● TASK PROMPT:
Using the records provided below, locate and copy each line that contains the word "OTHER".

● ITEMS:
________
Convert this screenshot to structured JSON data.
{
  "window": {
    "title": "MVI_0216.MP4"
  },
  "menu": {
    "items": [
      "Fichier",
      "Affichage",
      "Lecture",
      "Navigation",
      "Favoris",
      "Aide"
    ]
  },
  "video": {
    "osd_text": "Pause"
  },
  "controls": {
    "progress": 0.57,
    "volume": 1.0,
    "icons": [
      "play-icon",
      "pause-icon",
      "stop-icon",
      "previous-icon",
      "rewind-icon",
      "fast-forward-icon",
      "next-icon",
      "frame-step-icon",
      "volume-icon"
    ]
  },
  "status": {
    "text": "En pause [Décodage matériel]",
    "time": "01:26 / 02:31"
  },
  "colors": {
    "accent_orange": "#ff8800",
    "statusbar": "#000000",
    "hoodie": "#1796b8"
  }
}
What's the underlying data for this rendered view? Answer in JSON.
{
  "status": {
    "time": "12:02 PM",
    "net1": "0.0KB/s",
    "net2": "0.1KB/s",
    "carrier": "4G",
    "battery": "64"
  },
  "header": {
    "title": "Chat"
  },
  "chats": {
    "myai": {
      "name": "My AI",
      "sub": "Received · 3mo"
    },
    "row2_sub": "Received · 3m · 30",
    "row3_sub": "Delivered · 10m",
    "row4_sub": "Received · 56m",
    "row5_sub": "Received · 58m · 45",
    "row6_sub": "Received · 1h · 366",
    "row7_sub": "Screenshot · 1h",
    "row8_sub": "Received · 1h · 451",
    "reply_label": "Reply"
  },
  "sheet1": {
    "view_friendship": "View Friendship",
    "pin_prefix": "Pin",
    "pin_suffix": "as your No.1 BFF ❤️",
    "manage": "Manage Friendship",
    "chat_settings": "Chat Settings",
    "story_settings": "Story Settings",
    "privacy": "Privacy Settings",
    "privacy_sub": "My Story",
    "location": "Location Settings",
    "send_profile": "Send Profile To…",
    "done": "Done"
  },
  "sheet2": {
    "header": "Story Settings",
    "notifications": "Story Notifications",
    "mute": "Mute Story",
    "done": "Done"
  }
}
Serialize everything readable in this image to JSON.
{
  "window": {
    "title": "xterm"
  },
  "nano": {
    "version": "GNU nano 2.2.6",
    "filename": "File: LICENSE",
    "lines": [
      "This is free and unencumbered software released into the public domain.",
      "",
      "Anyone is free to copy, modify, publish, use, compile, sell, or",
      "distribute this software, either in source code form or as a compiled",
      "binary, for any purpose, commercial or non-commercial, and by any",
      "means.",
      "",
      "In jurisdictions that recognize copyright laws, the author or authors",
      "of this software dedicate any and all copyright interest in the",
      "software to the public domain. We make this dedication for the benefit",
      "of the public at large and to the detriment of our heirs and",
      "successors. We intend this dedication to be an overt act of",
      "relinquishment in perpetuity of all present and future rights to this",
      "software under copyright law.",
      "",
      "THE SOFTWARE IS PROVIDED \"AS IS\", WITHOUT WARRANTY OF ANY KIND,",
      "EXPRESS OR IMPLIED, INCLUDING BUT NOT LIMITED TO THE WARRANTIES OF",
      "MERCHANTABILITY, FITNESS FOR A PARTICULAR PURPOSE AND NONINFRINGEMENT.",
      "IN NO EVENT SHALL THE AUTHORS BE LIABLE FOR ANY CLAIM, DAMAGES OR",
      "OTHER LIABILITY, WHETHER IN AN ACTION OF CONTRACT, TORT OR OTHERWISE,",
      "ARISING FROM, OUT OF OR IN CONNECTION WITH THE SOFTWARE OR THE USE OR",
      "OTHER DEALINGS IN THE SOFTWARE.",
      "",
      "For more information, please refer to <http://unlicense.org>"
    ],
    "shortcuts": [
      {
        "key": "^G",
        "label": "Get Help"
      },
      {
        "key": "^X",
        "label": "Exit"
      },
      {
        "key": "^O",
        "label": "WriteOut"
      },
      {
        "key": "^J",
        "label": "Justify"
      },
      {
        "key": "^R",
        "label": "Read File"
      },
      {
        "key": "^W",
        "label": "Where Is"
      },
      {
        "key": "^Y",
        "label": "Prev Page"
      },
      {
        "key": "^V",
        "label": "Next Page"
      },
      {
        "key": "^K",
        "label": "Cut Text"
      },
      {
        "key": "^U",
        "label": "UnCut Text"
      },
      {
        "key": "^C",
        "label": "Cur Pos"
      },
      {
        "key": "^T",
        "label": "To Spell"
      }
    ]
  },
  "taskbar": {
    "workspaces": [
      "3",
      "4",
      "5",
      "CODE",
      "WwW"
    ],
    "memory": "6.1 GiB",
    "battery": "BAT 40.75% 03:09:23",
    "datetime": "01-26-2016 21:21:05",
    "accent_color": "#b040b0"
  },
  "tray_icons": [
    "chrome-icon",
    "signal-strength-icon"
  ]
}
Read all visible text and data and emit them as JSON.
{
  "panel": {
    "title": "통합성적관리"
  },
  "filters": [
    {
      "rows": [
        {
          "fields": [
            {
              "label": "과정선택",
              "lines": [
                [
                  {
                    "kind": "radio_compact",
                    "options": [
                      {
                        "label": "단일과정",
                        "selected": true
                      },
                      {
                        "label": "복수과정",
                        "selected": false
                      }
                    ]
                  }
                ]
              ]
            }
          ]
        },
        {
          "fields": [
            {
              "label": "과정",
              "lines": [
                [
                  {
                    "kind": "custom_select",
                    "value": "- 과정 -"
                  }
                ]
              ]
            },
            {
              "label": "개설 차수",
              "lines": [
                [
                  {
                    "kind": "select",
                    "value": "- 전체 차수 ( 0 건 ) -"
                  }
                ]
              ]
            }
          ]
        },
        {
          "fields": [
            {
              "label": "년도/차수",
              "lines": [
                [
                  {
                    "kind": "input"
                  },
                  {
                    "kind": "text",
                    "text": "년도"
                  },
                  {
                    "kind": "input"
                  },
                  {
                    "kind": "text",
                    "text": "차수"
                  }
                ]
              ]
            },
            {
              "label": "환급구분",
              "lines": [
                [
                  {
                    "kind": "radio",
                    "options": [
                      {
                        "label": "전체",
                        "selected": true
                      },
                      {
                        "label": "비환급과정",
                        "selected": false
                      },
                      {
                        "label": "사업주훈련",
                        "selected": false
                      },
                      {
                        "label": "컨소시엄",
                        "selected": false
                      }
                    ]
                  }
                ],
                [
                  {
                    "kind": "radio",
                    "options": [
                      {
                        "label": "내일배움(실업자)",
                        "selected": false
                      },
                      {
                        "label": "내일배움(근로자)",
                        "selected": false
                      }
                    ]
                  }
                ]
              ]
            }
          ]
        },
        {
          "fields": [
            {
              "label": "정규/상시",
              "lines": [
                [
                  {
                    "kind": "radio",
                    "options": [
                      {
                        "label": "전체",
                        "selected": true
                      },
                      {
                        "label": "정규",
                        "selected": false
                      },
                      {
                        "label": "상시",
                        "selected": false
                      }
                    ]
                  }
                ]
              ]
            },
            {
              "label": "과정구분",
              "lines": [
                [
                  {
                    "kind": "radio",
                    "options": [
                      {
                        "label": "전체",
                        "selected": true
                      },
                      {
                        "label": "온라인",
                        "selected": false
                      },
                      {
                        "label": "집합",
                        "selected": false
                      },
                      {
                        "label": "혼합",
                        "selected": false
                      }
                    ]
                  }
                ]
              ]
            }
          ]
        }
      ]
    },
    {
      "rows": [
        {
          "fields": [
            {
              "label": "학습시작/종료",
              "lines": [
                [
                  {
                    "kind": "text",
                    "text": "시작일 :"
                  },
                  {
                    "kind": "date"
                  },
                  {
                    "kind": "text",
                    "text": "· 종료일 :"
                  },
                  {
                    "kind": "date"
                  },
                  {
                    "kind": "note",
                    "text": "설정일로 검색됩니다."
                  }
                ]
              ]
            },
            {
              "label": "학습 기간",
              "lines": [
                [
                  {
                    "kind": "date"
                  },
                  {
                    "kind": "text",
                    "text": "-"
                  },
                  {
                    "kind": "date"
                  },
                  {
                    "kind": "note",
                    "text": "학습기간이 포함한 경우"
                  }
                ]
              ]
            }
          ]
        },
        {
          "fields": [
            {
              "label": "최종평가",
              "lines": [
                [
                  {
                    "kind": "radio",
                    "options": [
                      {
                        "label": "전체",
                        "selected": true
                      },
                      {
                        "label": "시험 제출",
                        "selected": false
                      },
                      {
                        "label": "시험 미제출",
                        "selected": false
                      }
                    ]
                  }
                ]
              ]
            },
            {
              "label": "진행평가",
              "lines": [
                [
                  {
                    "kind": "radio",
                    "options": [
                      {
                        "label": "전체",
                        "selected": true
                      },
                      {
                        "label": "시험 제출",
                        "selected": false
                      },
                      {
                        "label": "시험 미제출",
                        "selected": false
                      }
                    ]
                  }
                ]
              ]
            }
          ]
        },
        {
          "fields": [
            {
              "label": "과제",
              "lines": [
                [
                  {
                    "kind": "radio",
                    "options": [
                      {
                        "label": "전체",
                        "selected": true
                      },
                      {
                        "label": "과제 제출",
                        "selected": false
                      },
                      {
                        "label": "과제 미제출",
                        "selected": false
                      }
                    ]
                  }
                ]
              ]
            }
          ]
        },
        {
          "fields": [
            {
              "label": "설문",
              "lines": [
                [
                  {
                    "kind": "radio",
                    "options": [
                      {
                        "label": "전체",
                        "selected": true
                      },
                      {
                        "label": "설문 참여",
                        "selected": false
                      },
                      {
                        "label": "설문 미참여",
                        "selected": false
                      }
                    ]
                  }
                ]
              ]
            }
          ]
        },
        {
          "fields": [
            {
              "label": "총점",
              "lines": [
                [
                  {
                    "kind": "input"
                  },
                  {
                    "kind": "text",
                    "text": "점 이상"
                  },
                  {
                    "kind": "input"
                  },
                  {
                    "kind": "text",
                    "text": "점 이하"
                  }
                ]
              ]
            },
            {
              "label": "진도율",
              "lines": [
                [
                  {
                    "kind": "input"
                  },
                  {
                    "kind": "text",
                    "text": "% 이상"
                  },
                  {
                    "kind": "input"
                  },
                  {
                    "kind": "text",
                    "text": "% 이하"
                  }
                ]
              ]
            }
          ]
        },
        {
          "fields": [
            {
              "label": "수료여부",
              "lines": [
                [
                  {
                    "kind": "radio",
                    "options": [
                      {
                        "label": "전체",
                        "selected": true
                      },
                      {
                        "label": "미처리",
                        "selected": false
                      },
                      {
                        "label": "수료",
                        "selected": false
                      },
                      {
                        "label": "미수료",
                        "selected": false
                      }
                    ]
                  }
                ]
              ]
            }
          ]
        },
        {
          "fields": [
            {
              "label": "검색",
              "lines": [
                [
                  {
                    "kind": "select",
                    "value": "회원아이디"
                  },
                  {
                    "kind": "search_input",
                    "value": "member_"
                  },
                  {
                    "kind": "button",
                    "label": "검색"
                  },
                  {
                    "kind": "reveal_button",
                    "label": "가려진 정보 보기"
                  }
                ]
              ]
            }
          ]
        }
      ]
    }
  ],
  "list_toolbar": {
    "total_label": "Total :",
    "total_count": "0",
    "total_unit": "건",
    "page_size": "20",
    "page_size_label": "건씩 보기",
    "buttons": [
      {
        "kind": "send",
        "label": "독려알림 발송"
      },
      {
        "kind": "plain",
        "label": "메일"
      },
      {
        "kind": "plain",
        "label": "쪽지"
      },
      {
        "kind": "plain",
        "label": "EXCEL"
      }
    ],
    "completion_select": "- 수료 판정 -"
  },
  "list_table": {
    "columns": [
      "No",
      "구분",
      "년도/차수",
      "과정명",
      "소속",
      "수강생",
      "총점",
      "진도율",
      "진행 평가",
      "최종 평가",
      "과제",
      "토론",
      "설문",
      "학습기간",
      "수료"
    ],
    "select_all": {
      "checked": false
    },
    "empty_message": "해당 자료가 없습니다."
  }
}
________
● FINAL RESULT:
      "OTHER LIABILITY, WHETHER IN AN ACTION OF CONTRACT, TORT OR OTHERWISE,",
      "OTHER DEALINGS IN THE SOFTWARE.",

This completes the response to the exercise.